What to produce
Print the listing in its entirety and exactly, leaving out images.
--- start of Provided entries ---
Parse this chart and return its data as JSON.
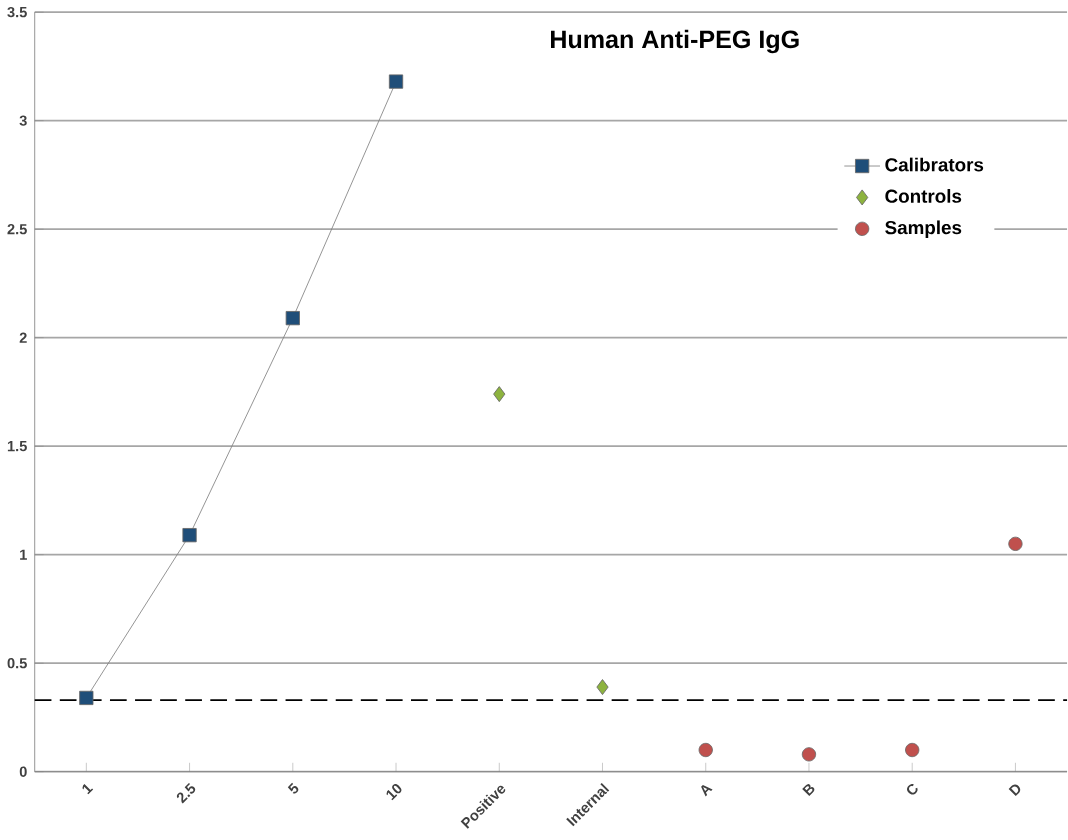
{
  "chart_data": {
    "type": "scatter",
    "title": "Human Anti-PEG IgG",
    "categories": [
      "1",
      "2.5",
      "5",
      "10",
      "Positive",
      "Internal",
      "A",
      "B",
      "C",
      "D"
    ],
    "series": [
      {
        "name": "Calibrators",
        "type": "line",
        "marker": "square",
        "color": "#1f4e79",
        "values": [
          0.34,
          1.09,
          2.09,
          3.18,
          null,
          null,
          null,
          null,
          null,
          null
        ]
      },
      {
        "name": "Controls",
        "marker": "diamond",
        "color": "#8db33f",
        "values": [
          null,
          null,
          null,
          null,
          1.74,
          0.39,
          null,
          null,
          null,
          null
        ]
      },
      {
        "name": "Samples",
        "marker": "circle",
        "color": "#c0504d",
        "values": [
          null,
          null,
          null,
          null,
          null,
          null,
          0.1,
          0.08,
          0.1,
          1.05
        ]
      }
    ],
    "ylim": [
      0,
      3.5
    ],
    "yticks": [
      0,
      0.5,
      1,
      1.5,
      2,
      2.5,
      3,
      3.5
    ],
    "ref_lines": [
      {
        "axis": "y",
        "value": 0.33,
        "line_style": "dashed",
        "color": "#000000"
      }
    ],
    "grid": "y",
    "legend": "top right"
  }
}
--- end of Provided entries ---
Reply to the exercise
Parse this chart and return its data as JSON.
{
  "chart_data": {
    "type": "scatter",
    "title": "Human Anti-PEG IgG",
    "categories": [
      "1",
      "2.5",
      "5",
      "10",
      "Positive",
      "Internal",
      "A",
      "B",
      "C",
      "D"
    ],
    "series": [
      {
        "name": "Calibrators",
        "type": "line",
        "marker": "square",
        "color": "#1f4e79",
        "values": [
          0.34,
          1.09,
          2.09,
          3.18,
          null,
          null,
          null,
          null,
          null,
          null
        ]
      },
      {
        "name": "Controls",
        "marker": "diamond",
        "color": "#8db33f",
        "values": [
          null,
          null,
          null,
          null,
          1.74,
          0.39,
          null,
          null,
          null,
          null
        ]
      },
      {
        "name": "Samples",
        "marker": "circle",
        "color": "#c0504d",
        "values": [
          null,
          null,
          null,
          null,
          null,
          null,
          0.1,
          0.08,
          0.1,
          1.05
        ]
      }
    ],
    "ylim": [
      0,
      3.5
    ],
    "yticks": [
      0,
      0.5,
      1,
      1.5,
      2,
      2.5,
      3,
      3.5
    ],
    "ref_lines": [
      {
        "axis": "y",
        "value": 0.33,
        "line_style": "dashed",
        "color": "#000000"
      }
    ],
    "grid": "y",
    "legend": "top right"
  }
}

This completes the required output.